■ **Exercise details**
Return the number of lines in which the word "Kanalgruppe" appears; add nothing else.
---- Supplied data
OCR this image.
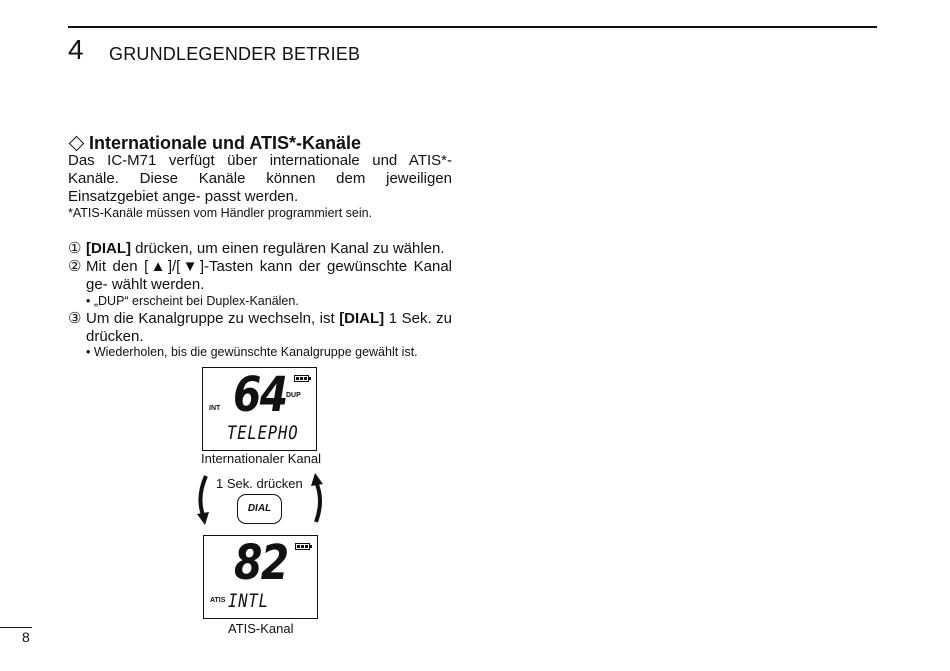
4 GRUNDLEGENDER BETRIEB
Internationale und ATIS*-Kanäle
Das IC-M71 verfügt über internationale und ATIS*-Kanäle. Diese Kanäle können dem jeweiligen Einsatzgebiet ange- passt werden.
*ATIS-Kanäle müssen vom Händler programmiert sein.
① [DIAL] drücken, um einen regulären Kanal zu wählen.
② Mit den [▲]/[▼]-Tasten kann der gewünschte Kanal ge- wählt werden.
• „DUP“ erscheint bei Duplex-Kanälen.
③ Um die Kanalgruppe zu wechseln, ist [DIAL] 1 Sek. zu drücken.
• Wiederholen, bis die gewünschte Kanalgruppe gewählt ist.
64
INT
DUP
TELEPHO
Internationaler Kanal
1 Sek. drücken
DIAL
82
ATIS INTL
ATIS-Kanal
8
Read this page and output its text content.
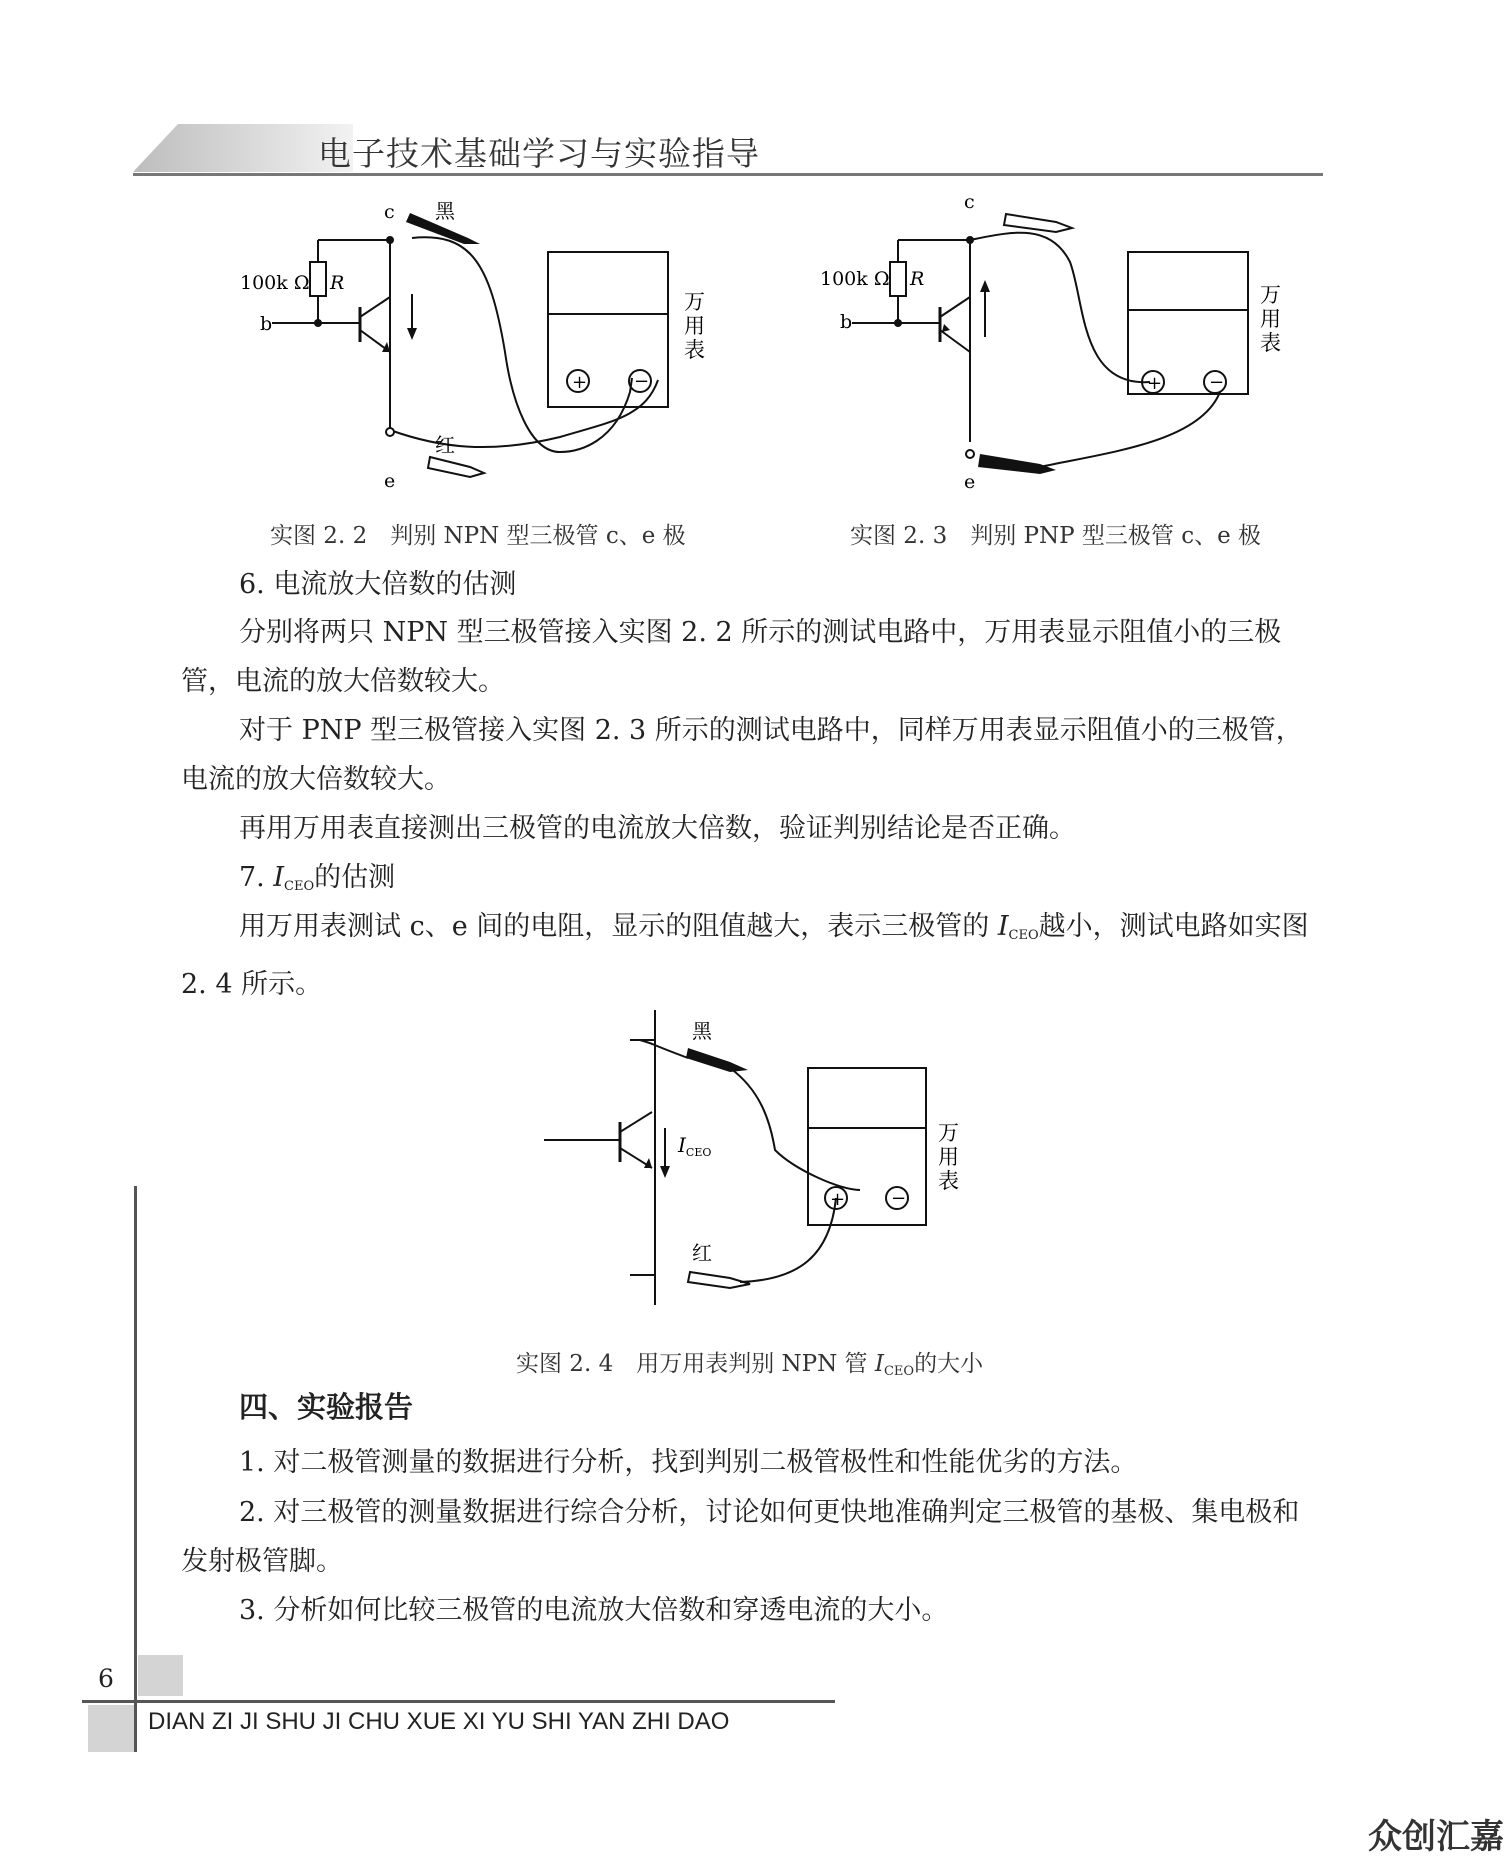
电子技术基础学习与实验指导
c
e
b
100k Ω R
黑
红
+	−
万用表
实图 2. 2　判别 NPN 型三极管 c、e 极
c
e
b
100k Ω R
+	−
万用表
实图 2. 3　判别 PNP 型三极管 c、e 极
6. 电流放大倍数的估测
分别将两只 NPN 型三极管接入实图 2. 2 所示的测试电路中，万用表显示阻值小的三极管，电流的放大倍数较大。
对于 PNP 型三极管接入实图 2. 3 所示的测试电路中，同样万用表显示阻值小的三极管，电流的放大倍数较大。
再用万用表直接测出三极管的电流放大倍数，验证判别结论是否正确。
7. $I_{CEO}$的估测
用万用表测试 c、e 间的电阻，显示的阻值越大，表示三极管的 $I_{CEO}$越小，测试电路如实图 2. 4 所示。
黑
红
$I_{CEO}$
+	−
万用表
实图 2. 4　用万用表判别 NPN 管 $I_{CEO}$的大小
四、实验报告
1. 对二极管测量的数据进行分析，找到判别二极管极性和性能优劣的方法。
2. 对三极管的测量数据进行综合分析，讨论如何更快地准确判定三极管的基极、集电极和发射极管脚。
3. 分析如何比较三极管的电流放大倍数和穿透电流的大小。
6
DIAN ZI JI SHU JI CHU XUE XI YU SHI YAN ZHI DAO
众创汇嘉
--------
■ **Output for this exercise**
2